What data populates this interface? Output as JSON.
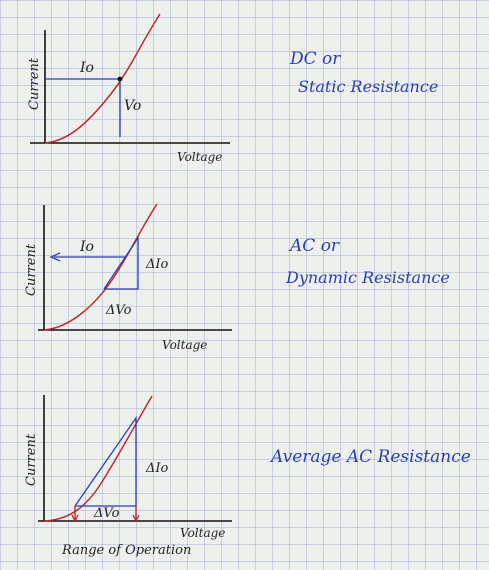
{
  "diagrams": [
    {
      "ylabel": "Current",
      "xlabel": "Voltage",
      "current_label": "Io",
      "voltage_label": "Vo",
      "title_line1": "DC or",
      "title_line2": "Static Resistance"
    },
    {
      "ylabel": "Current",
      "xlabel": "Voltage",
      "current_label": "Io",
      "delta_current_label": "ΔIo",
      "delta_voltage_label": "ΔVo",
      "title_line1": "AC or",
      "title_line2": "Dynamic Resistance"
    },
    {
      "ylabel": "Current",
      "xlabel": "Voltage",
      "delta_current_label": "ΔIo",
      "delta_voltage_label": "ΔVo",
      "range_label": "Range of Operation",
      "title": "Average AC Resistance"
    }
  ],
  "colors": {
    "curve": "#c0282d",
    "construction": "#2a3fb8",
    "axes": "#111111"
  }
}
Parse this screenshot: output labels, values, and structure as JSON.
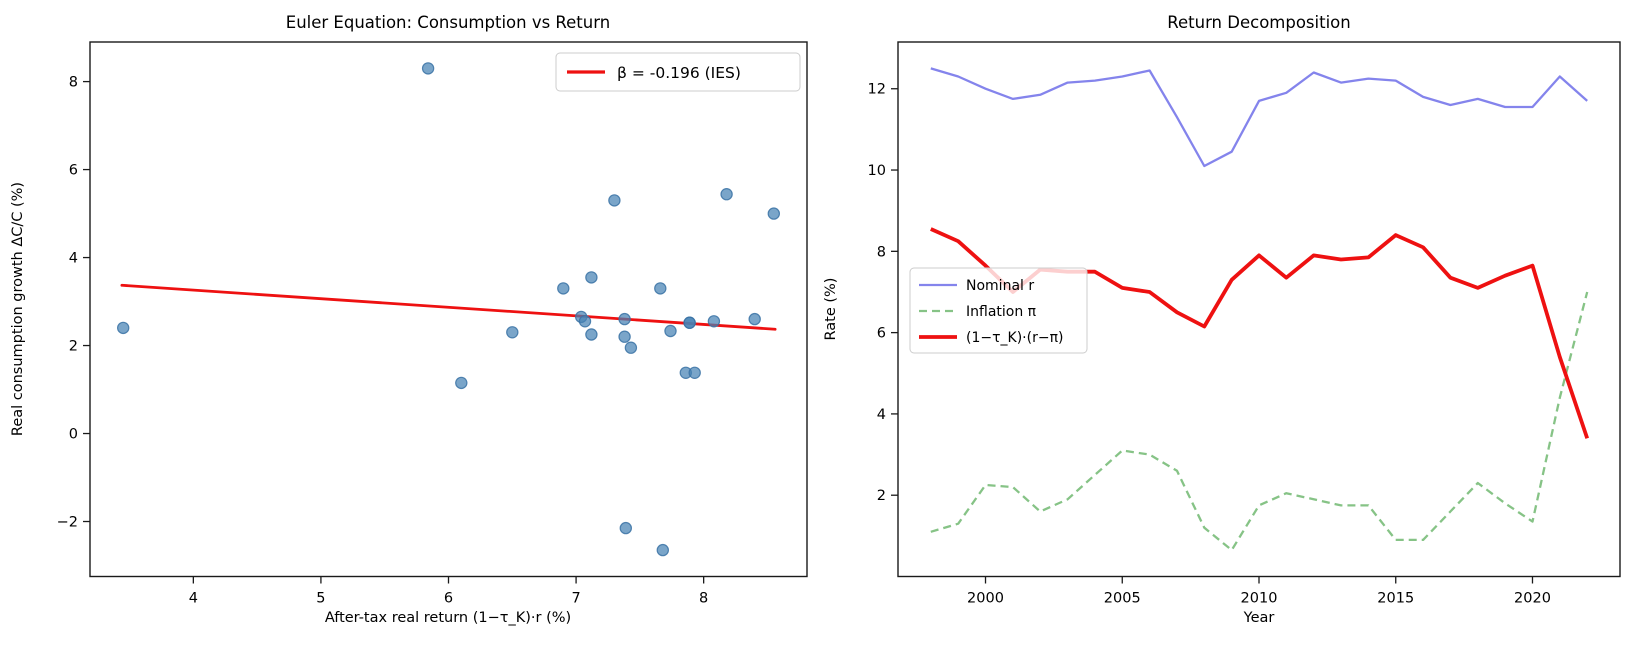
{
  "figure": {
    "background": "#ffffff",
    "spine_color": "#1a1a1a",
    "text_color": "#000000"
  },
  "chart_data": [
    {
      "id": "euler-scatter",
      "type": "scatter",
      "title": "Euler Equation: Consumption vs Return",
      "xlabel": "After-tax real return (1−τ_K)·r (%)",
      "ylabel": "Real consumption growth ΔC/C (%)",
      "xlim": [
        3.19,
        8.81
      ],
      "ylim": [
        -3.25,
        8.9
      ],
      "xtick_values": [
        4,
        5,
        6,
        7,
        8
      ],
      "xtick_labels": [
        "4",
        "5",
        "6",
        "7",
        "8"
      ],
      "ytick_values": [
        -2,
        0,
        2,
        4,
        6,
        8
      ],
      "ytick_labels": [
        "−2",
        "0",
        "2",
        "4",
        "6",
        "8"
      ],
      "grid": false,
      "point_style": {
        "fill": "#4682b4",
        "fill_opacity": 0.72,
        "stroke": "#3a72a4",
        "stroke_opacity": 0.85,
        "radius": 5.6
      },
      "points": [
        [
          3.45,
          2.4
        ],
        [
          5.84,
          8.3
        ],
        [
          6.1,
          1.15
        ],
        [
          6.5,
          2.3
        ],
        [
          6.9,
          3.3
        ],
        [
          7.04,
          2.65
        ],
        [
          7.07,
          2.55
        ],
        [
          7.12,
          3.55
        ],
        [
          7.12,
          2.25
        ],
        [
          7.3,
          5.3
        ],
        [
          7.38,
          2.6
        ],
        [
          7.38,
          2.2
        ],
        [
          7.43,
          1.95
        ],
        [
          7.39,
          -2.15
        ],
        [
          7.66,
          3.3
        ],
        [
          7.68,
          -2.65
        ],
        [
          7.74,
          2.33
        ],
        [
          7.86,
          1.38
        ],
        [
          7.89,
          2.52
        ],
        [
          7.89,
          2.52
        ],
        [
          7.93,
          1.38
        ],
        [
          8.08,
          2.55
        ],
        [
          8.18,
          5.44
        ],
        [
          8.4,
          2.6
        ],
        [
          8.55,
          5.0
        ]
      ],
      "regression": {
        "x1": 3.44,
        "y1": 3.37,
        "x2": 8.56,
        "y2": 2.37,
        "color": "#ee1111",
        "width": 2.8,
        "label": "β = -0.196 (IES)"
      },
      "legend_position": "top-right"
    },
    {
      "id": "return-decomposition",
      "type": "line",
      "title": "Return Decomposition",
      "xlabel": "Year",
      "ylabel": "Rate (%)",
      "xlim": [
        1996.8,
        2023.2
      ],
      "ylim": [
        0,
        13.15
      ],
      "xtick_values": [
        2000,
        2005,
        2010,
        2015,
        2020
      ],
      "xtick_labels": [
        "2000",
        "2005",
        "2010",
        "2015",
        "2020"
      ],
      "ytick_values": [
        2,
        4,
        6,
        8,
        10,
        12
      ],
      "ytick_labels": [
        "2",
        "4",
        "6",
        "8",
        "10",
        "12"
      ],
      "grid": false,
      "x": [
        1998,
        1999,
        2000,
        2001,
        2002,
        2003,
        2004,
        2005,
        2006,
        2007,
        2008,
        2009,
        2010,
        2011,
        2012,
        2013,
        2014,
        2015,
        2016,
        2017,
        2018,
        2019,
        2020,
        2021,
        2022
      ],
      "series": [
        {
          "name": "Nominal r",
          "color": "#8484ec",
          "width": 2.3,
          "dash": null,
          "values": [
            12.5,
            12.3,
            12.0,
            11.75,
            11.85,
            12.15,
            12.2,
            12.3,
            12.45,
            11.3,
            10.1,
            10.45,
            11.7,
            11.9,
            12.4,
            12.15,
            12.25,
            12.2,
            11.8,
            11.6,
            11.75,
            11.55,
            11.55,
            12.3,
            11.7
          ]
        },
        {
          "name": "Inflation π",
          "color": "#86c386",
          "width": 2.3,
          "dash": "8,5",
          "values": [
            1.1,
            1.3,
            2.25,
            2.2,
            1.6,
            1.9,
            2.5,
            3.1,
            3.0,
            2.6,
            1.2,
            0.65,
            1.75,
            2.05,
            1.9,
            1.75,
            1.75,
            0.9,
            0.9,
            1.6,
            2.3,
            1.8,
            1.35,
            4.4,
            7.0
          ]
        },
        {
          "name": "(1−τ_K)·(r−π)",
          "color": "#ee1111",
          "width": 3.8,
          "dash": null,
          "values": [
            8.55,
            8.25,
            7.65,
            7.0,
            7.55,
            7.5,
            7.5,
            7.1,
            7.0,
            6.5,
            6.15,
            7.3,
            7.9,
            7.35,
            7.9,
            7.8,
            7.85,
            8.4,
            8.1,
            7.35,
            7.1,
            7.4,
            7.65,
            5.4,
            3.4
          ]
        }
      ],
      "legend_position": "center-left"
    }
  ]
}
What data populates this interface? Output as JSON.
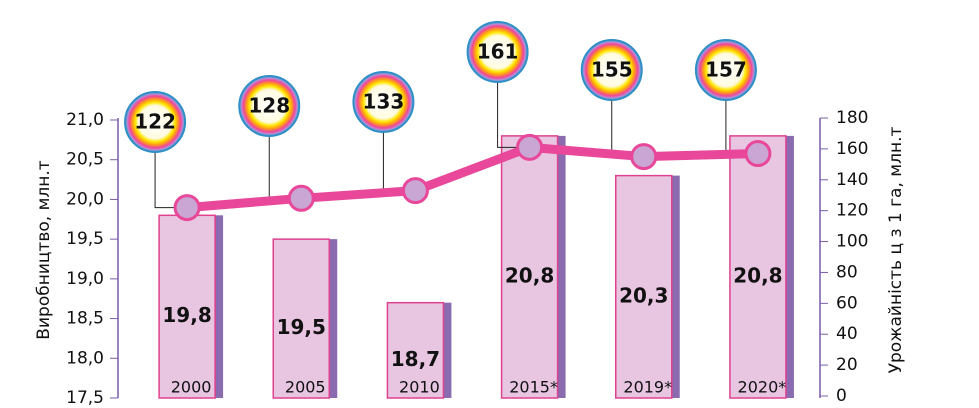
{
  "chart_data": {
    "type": "bar",
    "categories": [
      "2000",
      "2005",
      "2010",
      "2015*",
      "2019*",
      "2020*"
    ],
    "series": [
      {
        "type": "bar",
        "color": "#e8c6e2",
        "values": [
          19.8,
          19.5,
          18.7,
          20.8,
          20.3,
          20.8
        ],
        "value_labels": [
          "19,8",
          "19,5",
          "18,7",
          "20,8",
          "20,3",
          "20,8"
        ]
      },
      {
        "type": "line",
        "axis": "y2",
        "color": "#e8479a",
        "values": [
          122,
          128,
          133,
          161,
          155,
          157
        ]
      }
    ],
    "ylim": [
      17.5,
      21.0
    ],
    "yticks": [
      {
        "value": 17.5,
        "label": "17,5"
      },
      {
        "value": 18.0,
        "label": "18,0"
      },
      {
        "value": 18.5,
        "label": "18,5"
      },
      {
        "value": 19.0,
        "label": "19,0"
      },
      {
        "value": 19.5,
        "label": "19,5"
      },
      {
        "value": 20.0,
        "label": "20,0"
      },
      {
        "value": 20.5,
        "label": "20,5"
      },
      {
        "value": 21.0,
        "label": "21,0"
      }
    ],
    "y2lim": [
      0,
      180
    ],
    "y2ticks": [
      0,
      20,
      40,
      60,
      80,
      100,
      120,
      140,
      160,
      180
    ],
    "ylabel": "Виробництво, млн.т",
    "y2label": "Урожайність ц з 1 га, млн.т"
  }
}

**Goal:** Collect, from the material above, every line containing the word "type".

**Answer to this problem:**
      "type": "scatter",
      "type": "line",
    "type": "bar",
        "type": "bar",
        "type": "line",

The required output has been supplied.